# The request:
Give the entries back exactly, dropping each image.

# Data for this task:
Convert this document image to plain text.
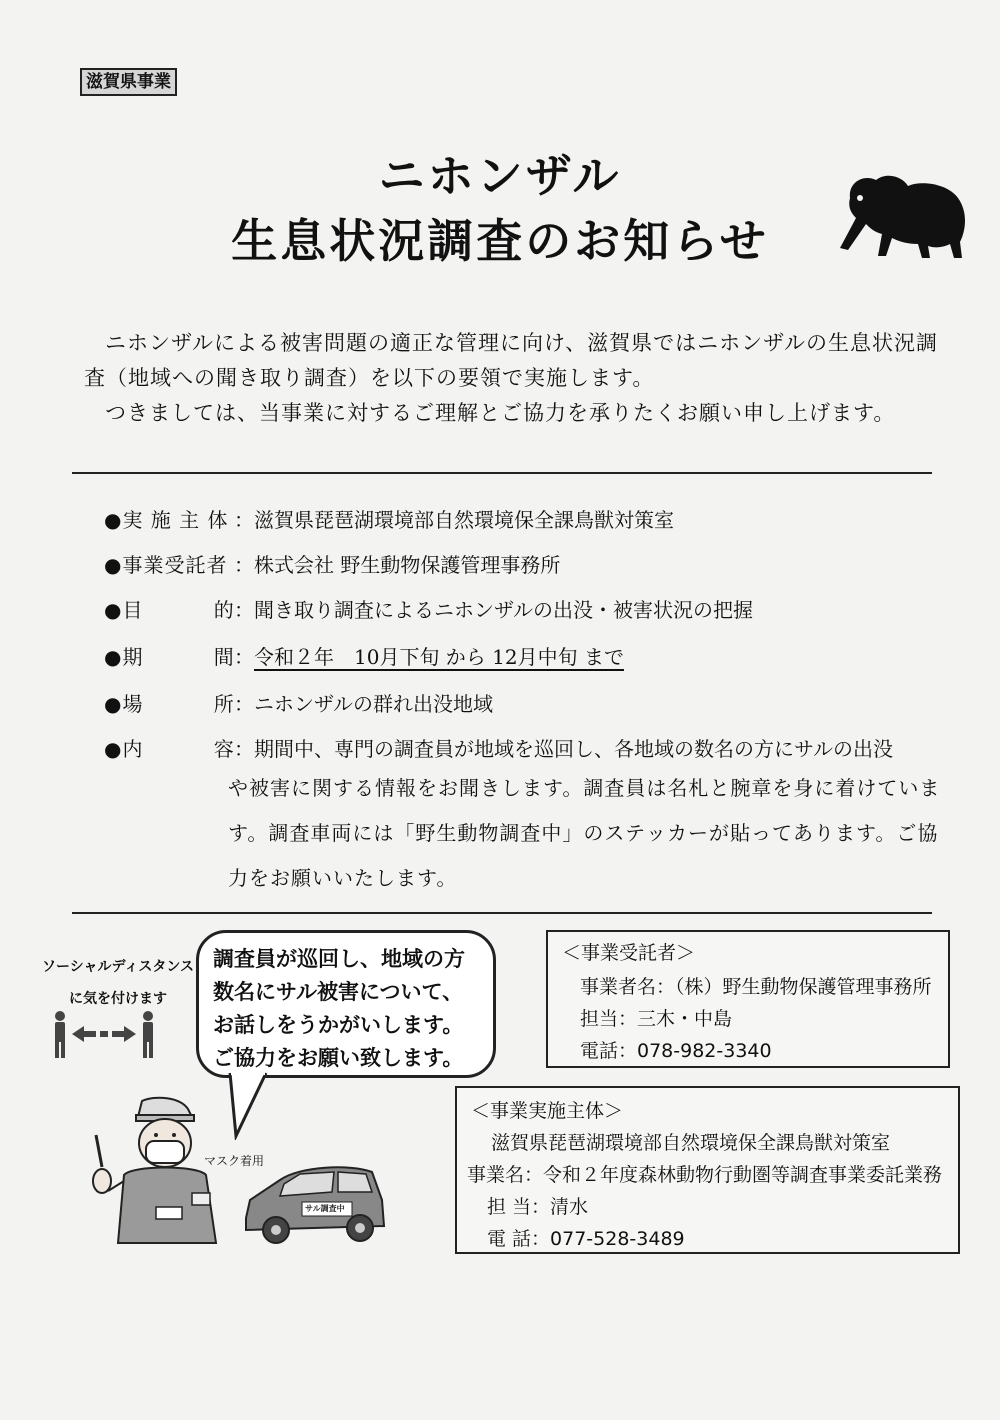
滋賀県事業
ニホンザル
生息状況調査のお知らせ
ニホンザルによる被害問題の適正な管理に向け、滋賀県ではニホンザルの生息状況調査（地域への聞き取り調査）を以下の要領で実施します。
つきましては、当事業に対するご理解とご協力を承りたくお願い申し上げます。
●実 施 主 体 ：滋賀県琵琶湖環境部自然環境保全課鳥獣対策室
●事業受託者 ：株式会社 野生動物保護管理事務所
●目　　　 的：聞き取り調査によるニホンザルの出没・被害状況の把握
●期　　　 間：令和２年　10月下旬 から 12月中旬 まで
●場　　　 所：ニホンザルの群れ出没地域
●内　　　 容：期間中、専門の調査員が地域を巡回し、各地域の数名の方にサルの出没
や被害に関する情報をお聞きします。調査員は名札と腕章を身に着けています。調査車両には「野生動物調査中」のステッカーが貼ってあります。ご協力をお願いいたします。
ソーシャルディスタンス
に気を付けます
調査員が巡回し、地域の方
数名にサル被害について、
お話しをうかがいします。
ご協力をお願い致します。
マスク着用
サル調査中
＜事業受託者＞
事業者名：（株）野生動物保護管理事務所
担当：三木・中島
電話：078-982-3340
＜事業実施主体＞
滋賀県琵琶湖環境部自然環境保全課鳥獣対策室
事業名：令和２年度森林動物行動圏等調査事業委託業務
担 当：清水
電 話：077-528-3489
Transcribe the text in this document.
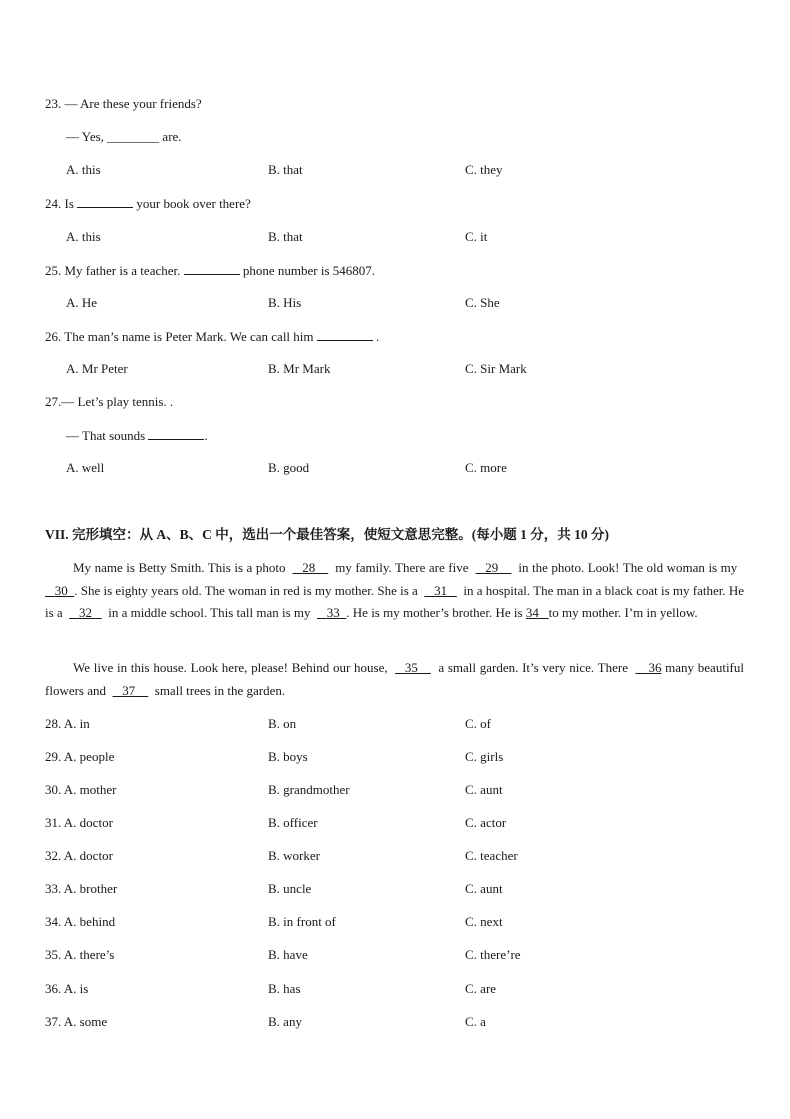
23. — Are these your friends?
— Yes, ________ are.
A. this	B. that	C. they
24. Is	your book over there?
A. this	B. that	C. it
25. My father is a teacher.	phone number is 546807.
A. He	B. His	C. She
26. The man’s name is Peter Mark. We can call him	.
A. Mr Peter	B. Mr Mark	C. Sir Mark
27.— Let’s play tennis. .
— That sounds	.
A. well	B. good	C. more
VII. 完形填空：从 A、B、C 中，选出一个最佳答案，使短文意思完整。(每小题 1 分，共 10 分)
My name is Betty Smith. This is a photo 28 my family. There are five 29 in the photo. Look! The old woman is my     30 . She is eighty years old. The woman in red is my mother. She is a 31 in a hospital. The man in a black coat is my father. He is a 32 in a middle school. This tall man is my 33 . He is my mother’s brother. He is 34 to my mother. I’m in yellow.
We live in this house. Look here, please! Behind our house, 35 a small garden. It’s very nice. There 36 many beautiful flowers and 37 small trees in the garden.
28. A. in	B. on	C. of
29. A. people	B. boys	C. girls
30. A. mother	B. grandmother	C. aunt
31. A. doctor	B. officer	C. actor
32. A. doctor	B. worker	C. teacher
33. A. brother	B. uncle	C. aunt
34. A. behind	B. in front of	C. next
35. A. there’s	B. have	C. there’re
36. A. is	B. has	C. are
37. A. some	B. any	C. a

# Result for this task:
Convert this document image to plain text.
滋賀県事業
ニホンザル
生息状況調査のお知らせ
ニホンザルによる被害問題の適正な管理に向け、滋賀県ではニホンザルの生息状況調査（地域への聞き取り調査）を以下の要領で実施します。
つきましては、当事業に対するご理解とご協力を承りたくお願い申し上げます。
●実 施 主 体 ：滋賀県琵琶湖環境部自然環境保全課鳥獣対策室
●事業受託者 ：株式会社 野生動物保護管理事務所
●目　　　 的：聞き取り調査によるニホンザルの出没・被害状況の把握
●期　　　 間：令和２年　10月下旬 から 12月中旬 まで
●場　　　 所：ニホンザルの群れ出没地域
●内　　　 容：期間中、専門の調査員が地域を巡回し、各地域の数名の方にサルの出没
や被害に関する情報をお聞きします。調査員は名札と腕章を身に着けています。調査車両には「野生動物調査中」のステッカーが貼ってあります。ご協力をお願いいたします。
ソーシャルディスタンス
に気を付けます
調査員が巡回し、地域の方
数名にサル被害について、
お話しをうかがいします。
ご協力をお願い致します。
マスク着用
サル調査中
＜事業受託者＞
事業者名：（株）野生動物保護管理事務所
担当：三木・中島
電話：078-982-3340
＜事業実施主体＞
滋賀県琵琶湖環境部自然環境保全課鳥獣対策室
事業名：令和２年度森林動物行動圏等調査事業委託業務
担 当：清水
電 話：077-528-3489
Transcribe the text in this document.
23. — Are these your friends?
— Yes, ________ are.
A. this	B. that	C. they
24. Is	your book over there?
A. this	B. that	C. it
25. My father is a teacher.	phone number is 546807.
A. He	B. His	C. She
26. The man’s name is Peter Mark. We can call him	.
A. Mr Peter	B. Mr Mark	C. Sir Mark
27.— Let’s play tennis. .
— That sounds	.
A. well	B. good	C. more
VII. 完形填空：从 A、B、C 中，选出一个最佳答案，使短文意思完整。(每小题 1 分，共 10 分)
My name is Betty Smith. This is a photo 28 my family. There are five 29 in the photo. Look! The old woman is my     30 . She is eighty years old. The woman in red is my mother. She is a 31 in a hospital. The man in a black coat is my father. He is a 32 in a middle school. This tall man is my 33 . He is my mother’s brother. He is 34 to my mother. I’m in yellow.
We live in this house. Look here, please! Behind our house, 35 a small garden. It’s very nice. There 36 many beautiful flowers and 37 small trees in the garden.
28. A. in	B. on	C. of
29. A. people	B. boys	C. girls
30. A. mother	B. grandmother	C. aunt
31. A. doctor	B. officer	C. actor
32. A. doctor	B. worker	C. teacher
33. A. brother	B. uncle	C. aunt
34. A. behind	B. in front of	C. next
35. A. there’s	B. have	C. there’re
36. A. is	B. has	C. are
37. A. some	B. any	C. a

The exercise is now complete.